AIM OF THE EXERCISE ▸
Copy the lines that follow, keeping every character the same.

SUPPLIED DATA ▸
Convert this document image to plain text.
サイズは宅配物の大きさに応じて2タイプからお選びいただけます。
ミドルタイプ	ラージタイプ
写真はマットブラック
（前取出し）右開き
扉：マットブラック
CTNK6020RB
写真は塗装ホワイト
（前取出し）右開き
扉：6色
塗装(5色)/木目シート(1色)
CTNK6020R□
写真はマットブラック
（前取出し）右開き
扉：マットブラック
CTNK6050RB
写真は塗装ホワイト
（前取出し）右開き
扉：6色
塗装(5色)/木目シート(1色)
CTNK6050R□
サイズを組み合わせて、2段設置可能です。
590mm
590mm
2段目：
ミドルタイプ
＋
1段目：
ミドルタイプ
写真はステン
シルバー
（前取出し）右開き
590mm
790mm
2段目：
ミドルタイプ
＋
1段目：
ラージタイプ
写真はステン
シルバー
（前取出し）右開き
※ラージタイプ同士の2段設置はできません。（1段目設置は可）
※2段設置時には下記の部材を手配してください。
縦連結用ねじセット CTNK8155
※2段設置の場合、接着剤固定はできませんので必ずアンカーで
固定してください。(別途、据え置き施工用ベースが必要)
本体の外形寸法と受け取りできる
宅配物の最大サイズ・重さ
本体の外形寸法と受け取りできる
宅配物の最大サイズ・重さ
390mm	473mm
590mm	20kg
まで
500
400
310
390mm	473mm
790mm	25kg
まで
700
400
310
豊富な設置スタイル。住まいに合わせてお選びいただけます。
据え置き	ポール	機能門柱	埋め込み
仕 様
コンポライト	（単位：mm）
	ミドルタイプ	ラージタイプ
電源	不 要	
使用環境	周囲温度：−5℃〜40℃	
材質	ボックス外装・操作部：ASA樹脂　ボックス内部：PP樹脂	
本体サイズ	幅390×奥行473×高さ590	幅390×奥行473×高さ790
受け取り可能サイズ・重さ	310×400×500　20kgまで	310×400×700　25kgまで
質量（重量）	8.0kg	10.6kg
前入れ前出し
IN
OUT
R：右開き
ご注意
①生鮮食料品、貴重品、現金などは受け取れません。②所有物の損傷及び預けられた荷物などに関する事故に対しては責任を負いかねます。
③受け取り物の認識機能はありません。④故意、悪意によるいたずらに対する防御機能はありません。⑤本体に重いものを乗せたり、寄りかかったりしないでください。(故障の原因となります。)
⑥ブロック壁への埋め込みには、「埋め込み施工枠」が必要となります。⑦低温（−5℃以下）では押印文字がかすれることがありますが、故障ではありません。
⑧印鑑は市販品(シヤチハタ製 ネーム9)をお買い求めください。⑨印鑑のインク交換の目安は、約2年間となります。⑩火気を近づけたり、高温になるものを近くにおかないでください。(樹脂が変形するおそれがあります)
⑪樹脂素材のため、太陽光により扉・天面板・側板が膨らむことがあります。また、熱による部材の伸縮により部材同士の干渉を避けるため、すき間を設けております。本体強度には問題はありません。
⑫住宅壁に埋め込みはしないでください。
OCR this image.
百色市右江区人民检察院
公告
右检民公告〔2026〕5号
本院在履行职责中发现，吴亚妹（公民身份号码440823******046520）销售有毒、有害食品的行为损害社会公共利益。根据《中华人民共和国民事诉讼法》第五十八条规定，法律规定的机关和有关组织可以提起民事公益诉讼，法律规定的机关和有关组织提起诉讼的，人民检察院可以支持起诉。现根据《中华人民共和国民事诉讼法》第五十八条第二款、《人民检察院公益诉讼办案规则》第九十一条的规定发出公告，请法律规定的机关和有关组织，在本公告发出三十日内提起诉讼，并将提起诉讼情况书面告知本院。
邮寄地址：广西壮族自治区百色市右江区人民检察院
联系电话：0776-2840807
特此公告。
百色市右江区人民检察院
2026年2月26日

REPLY ▸
Convert this document image to plain text.
サイズは宅配物の大きさに応じて2タイプからお選びいただけます。
ミドルタイプ	ラージタイプ
写真はマットブラック
（前取出し）右開き
扉：マットブラック
CTNK6020RB
写真は塗装ホワイト
（前取出し）右開き
扉：6色
塗装(5色)/木目シート(1色)
CTNK6020R□
写真はマットブラック
（前取出し）右開き
扉：マットブラック
CTNK6050RB
写真は塗装ホワイト
（前取出し）右開き
扉：6色
塗装(5色)/木目シート(1色)
CTNK6050R□
サイズを組み合わせて、2段設置可能です。
590mm
590mm
2段目：
ミドルタイプ
＋
1段目：
ミドルタイプ
写真はステン
シルバー
（前取出し）右開き
590mm
790mm
2段目：
ミドルタイプ
＋
1段目：
ラージタイプ
写真はステン
シルバー
（前取出し）右開き
※ラージタイプ同士の2段設置はできません。（1段目設置は可）
※2段設置時には下記の部材を手配してください。
縦連結用ねじセット CTNK8155
※2段設置の場合、接着剤固定はできませんので必ずアンカーで
固定してください。(別途、据え置き施工用ベースが必要)
本体の外形寸法と受け取りできる
宅配物の最大サイズ・重さ
本体の外形寸法と受け取りできる
宅配物の最大サイズ・重さ
390mm	473mm
590mm	20kg
まで
500
400
310
390mm	473mm
790mm	25kg
まで
700
400
310
豊富な設置スタイル。住まいに合わせてお選びいただけます。
据え置き	ポール	機能門柱	埋め込み
仕 様
コンポライト	（単位：mm）
	ミドルタイプ	ラージタイプ
電源	不 要	
使用環境	周囲温度：−5℃〜40℃	
材質	ボックス外装・操作部：ASA樹脂　ボックス内部：PP樹脂	
本体サイズ	幅390×奥行473×高さ590	幅390×奥行473×高さ790
受け取り可能サイズ・重さ	310×400×500　20kgまで	310×400×700　25kgまで
質量（重量）	8.0kg	10.6kg
前入れ前出し
IN
OUT
R：右開き
ご注意
①生鮮食料品、貴重品、現金などは受け取れません。②所有物の損傷及び預けられた荷物などに関する事故に対しては責任を負いかねます。
③受け取り物の認識機能はありません。④故意、悪意によるいたずらに対する防御機能はありません。⑤本体に重いものを乗せたり、寄りかかったりしないでください。(故障の原因となります。)
⑥ブロック壁への埋め込みには、「埋め込み施工枠」が必要となります。⑦低温（−5℃以下）では押印文字がかすれることがありますが、故障ではありません。
⑧印鑑は市販品(シヤチハタ製 ネーム9)をお買い求めください。⑨印鑑のインク交換の目安は、約2年間となります。⑩火気を近づけたり、高温になるものを近くにおかないでください。(樹脂が変形するおそれがあります)
⑪樹脂素材のため、太陽光により扉・天面板・側板が膨らむことがあります。また、熱による部材の伸縮により部材同士の干渉を避けるため、すき間を設けております。本体強度には問題はありません。
⑫住宅壁に埋め込みはしないでください。
OCR this image.
百色市右江区人民检察院
公告
右检民公告〔2026〕5号
本院在履行职责中发现，吴亚妹（公民身份号码440823******046520）销售有毒、有害食品的行为损害社会公共利益。根据《中华人民共和国民事诉讼法》第五十八条规定，法律规定的机关和有关组织可以提起民事公益诉讼，法律规定的机关和有关组织提起诉讼的，人民检察院可以支持起诉。现根据《中华人民共和国民事诉讼法》第五十八条第二款、《人民检察院公益诉讼办案规则》第九十一条的规定发出公告，请法律规定的机关和有关组织，在本公告发出三十日内提起诉讼，并将提起诉讼情况书面告知本院。
邮寄地址：广西壮族自治区百色市右江区人民检察院
联系电话：0776-2840807
特此公告。
百色市右江区人民检察院
2026年2月26日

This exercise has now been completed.